### Material shown ###
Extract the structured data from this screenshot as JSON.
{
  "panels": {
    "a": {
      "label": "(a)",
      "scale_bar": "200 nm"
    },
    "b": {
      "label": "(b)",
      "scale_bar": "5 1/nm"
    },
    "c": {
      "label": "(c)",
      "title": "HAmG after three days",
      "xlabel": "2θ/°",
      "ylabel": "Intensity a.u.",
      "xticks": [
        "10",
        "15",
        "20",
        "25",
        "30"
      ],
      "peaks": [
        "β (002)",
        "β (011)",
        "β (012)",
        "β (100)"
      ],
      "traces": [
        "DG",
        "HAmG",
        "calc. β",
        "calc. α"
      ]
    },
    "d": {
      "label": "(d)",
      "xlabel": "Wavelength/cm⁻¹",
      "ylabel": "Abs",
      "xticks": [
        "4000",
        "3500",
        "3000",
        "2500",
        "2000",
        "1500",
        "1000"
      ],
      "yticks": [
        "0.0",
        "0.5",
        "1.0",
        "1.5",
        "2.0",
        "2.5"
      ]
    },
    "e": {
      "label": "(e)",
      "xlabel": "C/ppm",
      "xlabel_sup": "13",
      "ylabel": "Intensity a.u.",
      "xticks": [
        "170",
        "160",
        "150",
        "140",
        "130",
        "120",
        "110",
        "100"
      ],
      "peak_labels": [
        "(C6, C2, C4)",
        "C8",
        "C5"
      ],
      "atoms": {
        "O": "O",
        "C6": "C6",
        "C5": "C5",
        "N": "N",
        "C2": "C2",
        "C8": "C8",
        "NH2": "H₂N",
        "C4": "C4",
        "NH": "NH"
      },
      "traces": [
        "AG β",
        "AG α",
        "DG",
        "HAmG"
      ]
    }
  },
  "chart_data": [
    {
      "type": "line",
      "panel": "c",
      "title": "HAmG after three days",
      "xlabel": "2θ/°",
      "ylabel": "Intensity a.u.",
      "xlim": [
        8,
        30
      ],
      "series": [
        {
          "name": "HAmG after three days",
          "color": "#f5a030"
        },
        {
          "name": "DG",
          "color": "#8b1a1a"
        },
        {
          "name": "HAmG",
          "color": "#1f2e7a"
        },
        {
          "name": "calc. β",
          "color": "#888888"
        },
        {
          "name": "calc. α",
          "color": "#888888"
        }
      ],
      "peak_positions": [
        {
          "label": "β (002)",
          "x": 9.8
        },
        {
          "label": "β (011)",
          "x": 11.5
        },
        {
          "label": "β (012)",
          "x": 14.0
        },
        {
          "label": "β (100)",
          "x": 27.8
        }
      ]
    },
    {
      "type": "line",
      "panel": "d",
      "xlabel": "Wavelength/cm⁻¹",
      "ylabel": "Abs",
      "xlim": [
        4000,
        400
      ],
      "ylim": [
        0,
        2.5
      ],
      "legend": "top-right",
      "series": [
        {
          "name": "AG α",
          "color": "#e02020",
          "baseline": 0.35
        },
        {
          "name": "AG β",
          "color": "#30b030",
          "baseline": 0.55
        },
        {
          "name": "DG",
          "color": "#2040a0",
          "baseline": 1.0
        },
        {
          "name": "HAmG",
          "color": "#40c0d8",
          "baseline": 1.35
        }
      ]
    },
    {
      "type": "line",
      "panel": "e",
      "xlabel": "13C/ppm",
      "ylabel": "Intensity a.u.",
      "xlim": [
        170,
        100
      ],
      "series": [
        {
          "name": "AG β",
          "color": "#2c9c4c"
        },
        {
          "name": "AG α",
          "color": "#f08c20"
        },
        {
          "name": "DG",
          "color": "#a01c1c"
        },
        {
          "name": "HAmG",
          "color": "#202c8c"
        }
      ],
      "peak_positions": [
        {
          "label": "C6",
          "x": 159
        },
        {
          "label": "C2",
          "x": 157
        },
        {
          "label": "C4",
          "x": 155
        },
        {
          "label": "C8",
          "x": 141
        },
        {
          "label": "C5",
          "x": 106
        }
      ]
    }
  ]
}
###
### Material shown ###
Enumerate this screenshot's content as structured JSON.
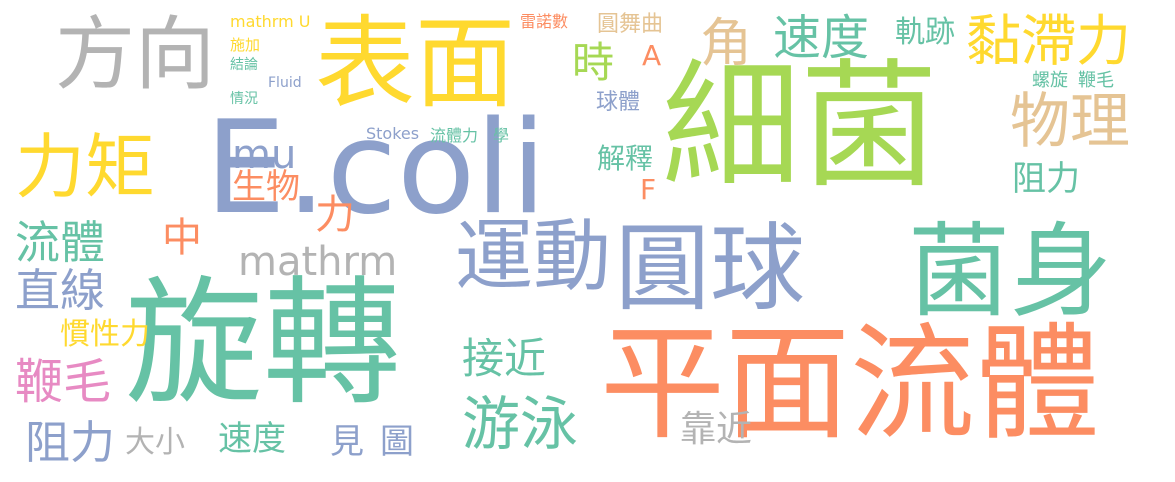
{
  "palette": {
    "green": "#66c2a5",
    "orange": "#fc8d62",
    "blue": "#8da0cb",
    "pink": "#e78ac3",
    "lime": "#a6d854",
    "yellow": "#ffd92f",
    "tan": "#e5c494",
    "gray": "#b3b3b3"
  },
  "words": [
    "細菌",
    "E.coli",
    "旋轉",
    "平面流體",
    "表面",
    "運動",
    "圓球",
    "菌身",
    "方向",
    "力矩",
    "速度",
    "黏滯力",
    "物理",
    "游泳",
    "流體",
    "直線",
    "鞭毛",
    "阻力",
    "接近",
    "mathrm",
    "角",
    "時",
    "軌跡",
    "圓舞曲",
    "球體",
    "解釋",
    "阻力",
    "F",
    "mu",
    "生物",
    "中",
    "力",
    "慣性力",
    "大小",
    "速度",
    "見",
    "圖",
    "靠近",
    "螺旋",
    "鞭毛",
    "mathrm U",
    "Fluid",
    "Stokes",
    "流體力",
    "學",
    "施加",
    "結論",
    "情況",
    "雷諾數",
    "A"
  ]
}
###
◆ **Task objective**
Read through the entries and copy every line that includes "screenshot".

◆ **Expected answer**
Extract the structured data from this screenshot as JSON.
Enumerate this screenshot's content as structured JSON.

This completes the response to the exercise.